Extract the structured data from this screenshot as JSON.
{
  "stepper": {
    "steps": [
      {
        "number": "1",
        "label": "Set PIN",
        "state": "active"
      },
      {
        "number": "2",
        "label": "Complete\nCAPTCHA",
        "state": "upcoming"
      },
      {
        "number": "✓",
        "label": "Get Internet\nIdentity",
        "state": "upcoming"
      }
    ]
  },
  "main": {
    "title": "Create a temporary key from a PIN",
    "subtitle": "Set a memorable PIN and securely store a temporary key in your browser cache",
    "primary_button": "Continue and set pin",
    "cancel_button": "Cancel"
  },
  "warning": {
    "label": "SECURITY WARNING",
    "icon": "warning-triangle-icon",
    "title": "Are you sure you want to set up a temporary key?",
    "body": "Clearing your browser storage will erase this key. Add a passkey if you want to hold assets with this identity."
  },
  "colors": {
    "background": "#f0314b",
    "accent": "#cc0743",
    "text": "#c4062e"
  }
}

# DIRECTION
Each line of the material should be echoed exactly.

# WRITTEN ANSWER
Extract the structured data from this screenshot as JSON.
{
  "stepper": {
    "steps": [
      {
        "number": "1",
        "label": "Set PIN",
        "state": "active"
      },
      {
        "number": "2",
        "label": "Complete\nCAPTCHA",
        "state": "upcoming"
      },
      {
        "number": "✓",
        "label": "Get Internet\nIdentity",
        "state": "upcoming"
      }
    ]
  },
  "main": {
    "title": "Create a temporary key from a PIN",
    "subtitle": "Set a memorable PIN and securely store a temporary key in your browser cache",
    "primary_button": "Continue and set pin",
    "cancel_button": "Cancel"
  },
  "warning": {
    "label": "SECURITY WARNING",
    "icon": "warning-triangle-icon",
    "title": "Are you sure you want to set up a temporary key?",
    "body": "Clearing your browser storage will erase this key. Add a passkey if you want to hold assets with this identity."
  },
  "colors": {
    "background": "#f0314b",
    "accent": "#cc0743",
    "text": "#c4062e"
  }
}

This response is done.